»»

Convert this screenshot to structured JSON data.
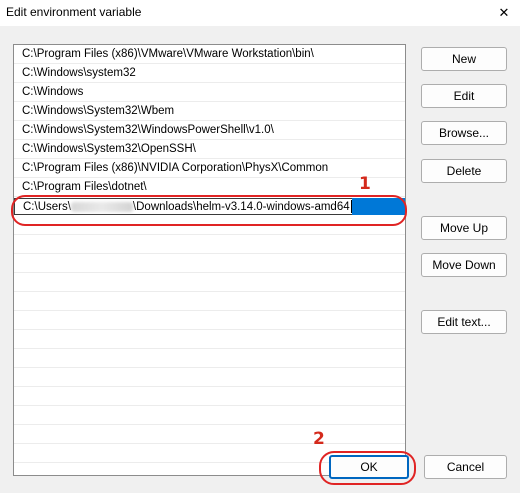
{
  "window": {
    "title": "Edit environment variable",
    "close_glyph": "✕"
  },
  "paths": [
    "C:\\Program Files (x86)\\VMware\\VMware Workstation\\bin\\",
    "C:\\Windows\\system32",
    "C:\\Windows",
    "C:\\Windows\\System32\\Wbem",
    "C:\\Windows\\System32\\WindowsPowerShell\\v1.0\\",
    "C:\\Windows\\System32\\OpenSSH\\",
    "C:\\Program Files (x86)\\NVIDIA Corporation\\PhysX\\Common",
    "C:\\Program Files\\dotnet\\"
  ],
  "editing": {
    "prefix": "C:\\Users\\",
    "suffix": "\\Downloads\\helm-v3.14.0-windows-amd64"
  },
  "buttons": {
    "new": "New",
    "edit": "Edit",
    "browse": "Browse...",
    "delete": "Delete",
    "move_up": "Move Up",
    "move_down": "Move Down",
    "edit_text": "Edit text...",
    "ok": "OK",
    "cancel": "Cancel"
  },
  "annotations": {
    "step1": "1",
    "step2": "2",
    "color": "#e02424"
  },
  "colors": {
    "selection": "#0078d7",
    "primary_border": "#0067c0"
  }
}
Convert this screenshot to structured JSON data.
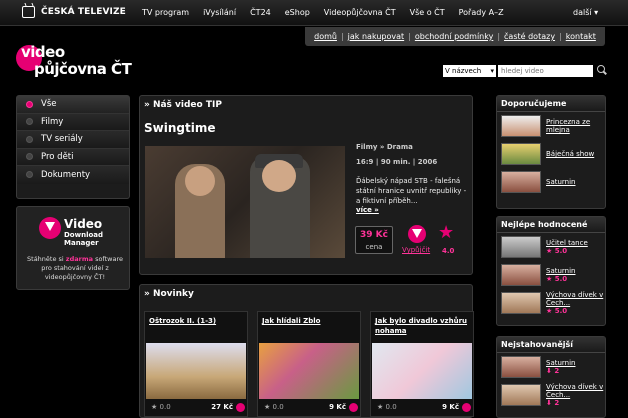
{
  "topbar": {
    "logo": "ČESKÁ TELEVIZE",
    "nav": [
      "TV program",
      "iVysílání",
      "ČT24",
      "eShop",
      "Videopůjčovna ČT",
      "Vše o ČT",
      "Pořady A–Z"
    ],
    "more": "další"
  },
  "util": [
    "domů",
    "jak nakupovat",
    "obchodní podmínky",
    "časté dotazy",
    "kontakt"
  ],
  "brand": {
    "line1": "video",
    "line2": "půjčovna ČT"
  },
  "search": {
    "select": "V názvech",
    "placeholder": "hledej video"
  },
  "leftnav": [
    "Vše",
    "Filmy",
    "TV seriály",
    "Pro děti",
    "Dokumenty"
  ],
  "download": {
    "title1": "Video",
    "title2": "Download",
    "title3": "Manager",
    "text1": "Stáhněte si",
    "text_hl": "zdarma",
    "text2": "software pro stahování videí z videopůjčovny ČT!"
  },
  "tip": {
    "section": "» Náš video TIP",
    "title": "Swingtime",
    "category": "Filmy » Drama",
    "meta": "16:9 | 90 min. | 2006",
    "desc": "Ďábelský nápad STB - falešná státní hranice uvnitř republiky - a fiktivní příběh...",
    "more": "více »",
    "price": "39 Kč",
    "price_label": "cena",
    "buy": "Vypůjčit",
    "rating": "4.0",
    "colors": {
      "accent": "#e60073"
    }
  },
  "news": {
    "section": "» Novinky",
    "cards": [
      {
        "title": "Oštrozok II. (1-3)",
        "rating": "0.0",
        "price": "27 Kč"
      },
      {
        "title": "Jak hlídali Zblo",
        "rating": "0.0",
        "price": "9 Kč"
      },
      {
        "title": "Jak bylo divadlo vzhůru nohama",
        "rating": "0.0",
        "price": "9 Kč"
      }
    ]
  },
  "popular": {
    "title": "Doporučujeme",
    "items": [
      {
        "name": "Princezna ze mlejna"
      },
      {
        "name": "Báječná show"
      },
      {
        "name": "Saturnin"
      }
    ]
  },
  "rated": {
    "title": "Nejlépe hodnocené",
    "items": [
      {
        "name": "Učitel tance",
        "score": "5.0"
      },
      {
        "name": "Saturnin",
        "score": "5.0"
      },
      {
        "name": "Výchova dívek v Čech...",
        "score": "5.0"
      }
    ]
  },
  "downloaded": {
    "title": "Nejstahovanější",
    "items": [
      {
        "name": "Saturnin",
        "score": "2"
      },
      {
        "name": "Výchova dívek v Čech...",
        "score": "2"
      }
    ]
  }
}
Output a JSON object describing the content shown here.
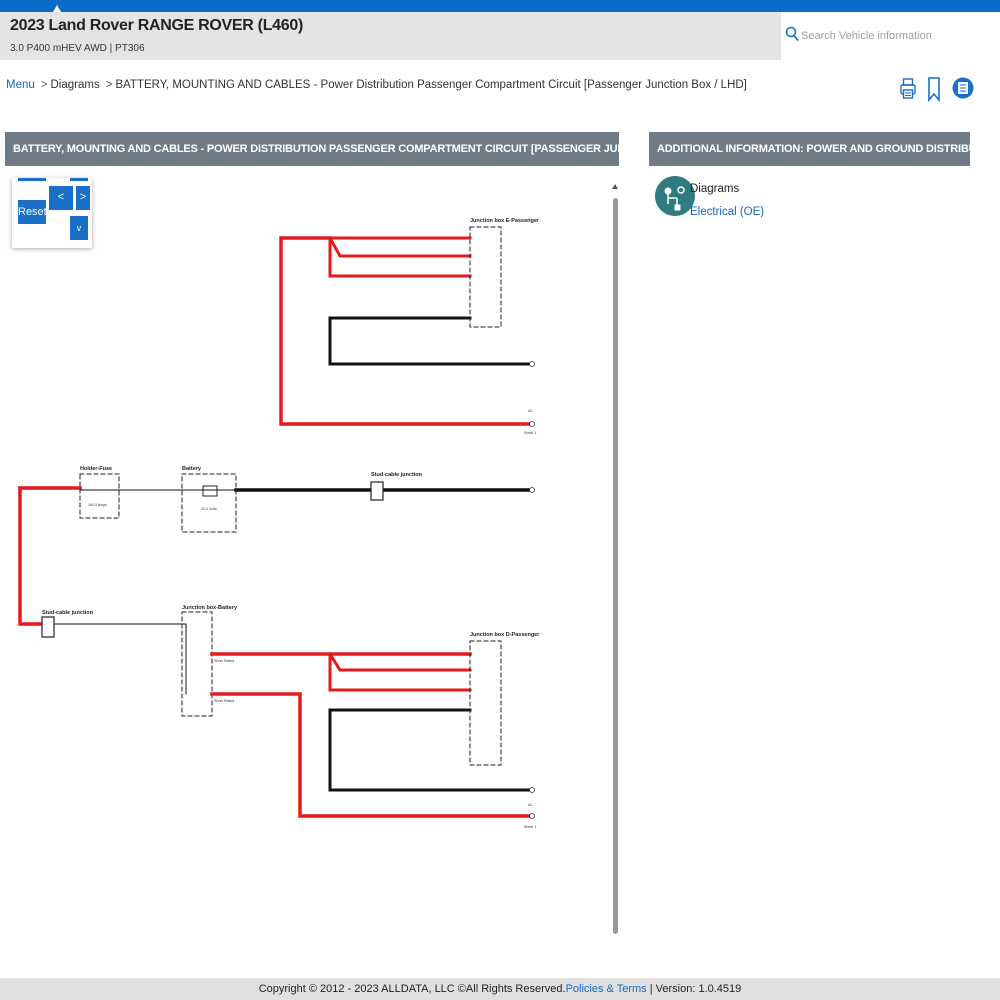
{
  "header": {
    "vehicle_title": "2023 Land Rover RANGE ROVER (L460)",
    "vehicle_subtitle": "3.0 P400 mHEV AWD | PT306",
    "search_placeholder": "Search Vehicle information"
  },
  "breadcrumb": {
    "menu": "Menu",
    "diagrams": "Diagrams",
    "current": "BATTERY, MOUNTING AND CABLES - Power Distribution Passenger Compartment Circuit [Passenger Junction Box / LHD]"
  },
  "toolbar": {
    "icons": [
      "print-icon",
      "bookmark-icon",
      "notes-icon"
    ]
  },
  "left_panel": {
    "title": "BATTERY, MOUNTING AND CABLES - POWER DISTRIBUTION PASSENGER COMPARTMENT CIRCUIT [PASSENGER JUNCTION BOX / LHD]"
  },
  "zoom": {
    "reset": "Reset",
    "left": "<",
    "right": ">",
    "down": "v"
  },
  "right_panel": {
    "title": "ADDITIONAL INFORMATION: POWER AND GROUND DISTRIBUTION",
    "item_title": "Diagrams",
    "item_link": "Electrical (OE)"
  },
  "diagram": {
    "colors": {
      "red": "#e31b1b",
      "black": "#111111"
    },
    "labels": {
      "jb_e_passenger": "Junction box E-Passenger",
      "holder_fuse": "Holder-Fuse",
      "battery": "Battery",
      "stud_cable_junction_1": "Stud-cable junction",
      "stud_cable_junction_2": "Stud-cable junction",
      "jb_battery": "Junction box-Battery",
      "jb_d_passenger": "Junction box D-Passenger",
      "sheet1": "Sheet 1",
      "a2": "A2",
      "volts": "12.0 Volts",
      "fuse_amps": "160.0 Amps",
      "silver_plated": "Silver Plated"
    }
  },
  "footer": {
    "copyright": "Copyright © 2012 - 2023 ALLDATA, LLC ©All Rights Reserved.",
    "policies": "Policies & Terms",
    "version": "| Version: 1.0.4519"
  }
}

««

Task description: In the listing above, count each line that holds the string "CABLES". Give the number only.

Result of the exercise: 2